§ Sayfa
════
Gezi kuşağının en
iyileri Rojava’ya gidiyorlar ve orada ölüyorlar.
Nejat’ta’tan, Kader’e;
Ulaş’tan, “kırmızı fularlı” Deniz’e.
Çoğunun adını bile
hatırlayamıyoruz.
Çoğu çocuğum ya da
torunum olacak yaşlarda.
Bazılarını görmüşlüğüm
ve tanımışlığım da var.
Marks bir yerde hiçbir
herhangi bir dönemin onun kendisi hakkındaki yargılarıyla yargılanamayacağını
söyler.
Gezi’nin en iyilerinin
Rojava’daki ölümlerinin sembolik anlamı üzerine düşünelim “kırmızı fularlı kız”ı
hiç olmazsa böyle uğurlayalım.
*
Gezi kuşağı bir teorik
mirastan yoksundu.
Çocukluğunu Doğu
Avrupa’nın çoküşünde, Türkiye’de özel savaş rejiminde yaşamıştı.
Bir teorik miras bir
yana, teorinin bile kategorik olarak hor görüldüğü; komplo teorileine dayanan
enayiler teorisyenliğinin teori sanıldığı; dine ve dile dayanan
milliyetçiliklerin Orta Asya’dan Balkanlar’a; Baltık’tan Afrika’ya tüm dünyayı
kapladığı bir dönemde dünyayı algılamaya başlamışlardı. Bu bakımdan çok
şanssızdılar.
════
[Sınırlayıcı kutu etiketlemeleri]
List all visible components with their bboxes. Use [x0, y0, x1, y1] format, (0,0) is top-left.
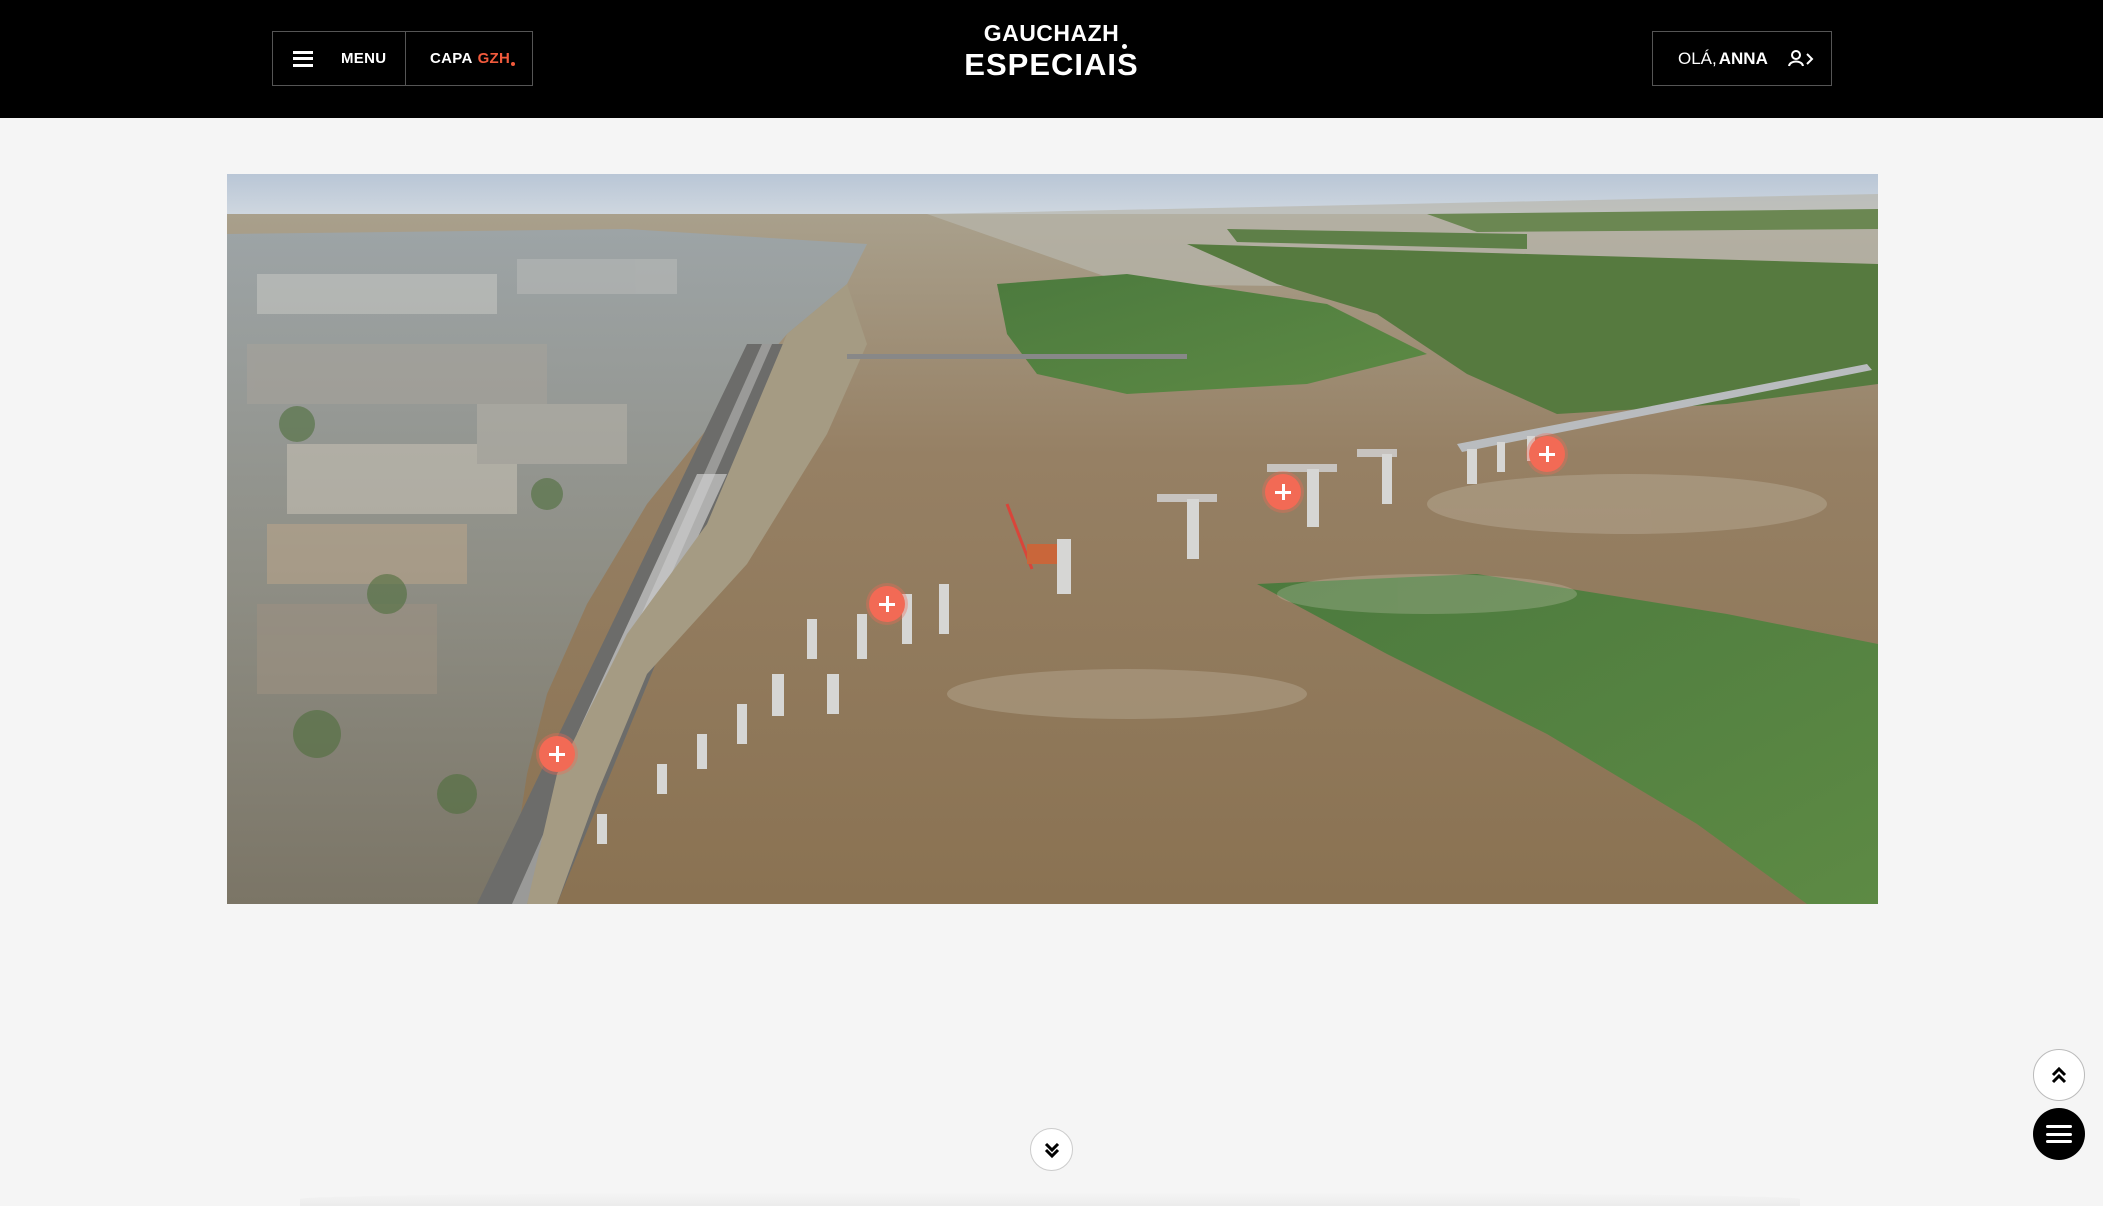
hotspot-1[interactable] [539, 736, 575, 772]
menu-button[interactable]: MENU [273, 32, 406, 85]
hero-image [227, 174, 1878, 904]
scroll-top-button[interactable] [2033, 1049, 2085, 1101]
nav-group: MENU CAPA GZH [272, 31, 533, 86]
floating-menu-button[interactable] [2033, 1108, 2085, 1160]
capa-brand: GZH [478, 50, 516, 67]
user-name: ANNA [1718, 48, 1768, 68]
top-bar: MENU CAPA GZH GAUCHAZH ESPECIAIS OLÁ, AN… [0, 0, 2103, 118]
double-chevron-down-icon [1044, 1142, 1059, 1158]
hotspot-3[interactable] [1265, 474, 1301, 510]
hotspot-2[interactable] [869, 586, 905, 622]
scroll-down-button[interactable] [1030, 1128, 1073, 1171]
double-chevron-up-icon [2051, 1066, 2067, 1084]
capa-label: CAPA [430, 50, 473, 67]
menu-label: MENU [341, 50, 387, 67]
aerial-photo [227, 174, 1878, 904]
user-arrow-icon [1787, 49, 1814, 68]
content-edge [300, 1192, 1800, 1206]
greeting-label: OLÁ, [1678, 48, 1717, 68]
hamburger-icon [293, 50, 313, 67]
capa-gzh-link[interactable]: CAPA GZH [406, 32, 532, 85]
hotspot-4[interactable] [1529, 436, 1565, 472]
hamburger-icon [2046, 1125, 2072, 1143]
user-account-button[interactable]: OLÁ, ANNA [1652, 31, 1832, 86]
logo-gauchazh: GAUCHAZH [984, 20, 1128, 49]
════
§ Görevler
[a] Gezi kuşağı yazısında "Nejat’ta’tan, Kader’e;" ile başlayıp "olmazsa böyle uğurlayalım." ile biten bölümü olduğu gibi yeniden yazın.
[b] Gezi kuşağı yazısına göre Gezi kuşağı neyden yoksundu?
Kayıtlara ihtiyaç yoktur.

§ Beklenen sonuçlar
[a]
Nejat’ta’tan, Kader’e;
Ulaş’tan, “kırmızı fularlı” Deniz’e.
Çoğunun adını bile
hatırlayamıyoruz.
Çoğu çocuğum ya da
torunum olacak yaşlarda.
Bazılarını görmüşlüğüm
ve tanımışlığım da var.
Marks bir yerde hiçbir
herhangi bir dönemin onun kendisi hakkındaki yargılarıyla yargılanamayacağını
söyler.
Gezi’nin en iyilerinin
Rojava’daki ölümlerinin sembolik anlamı üzerine düşünelim “kırmızı fularlı kız”ı
hiç olmazsa böyle uğurlayalım.

[b] Bir teorik mirastan.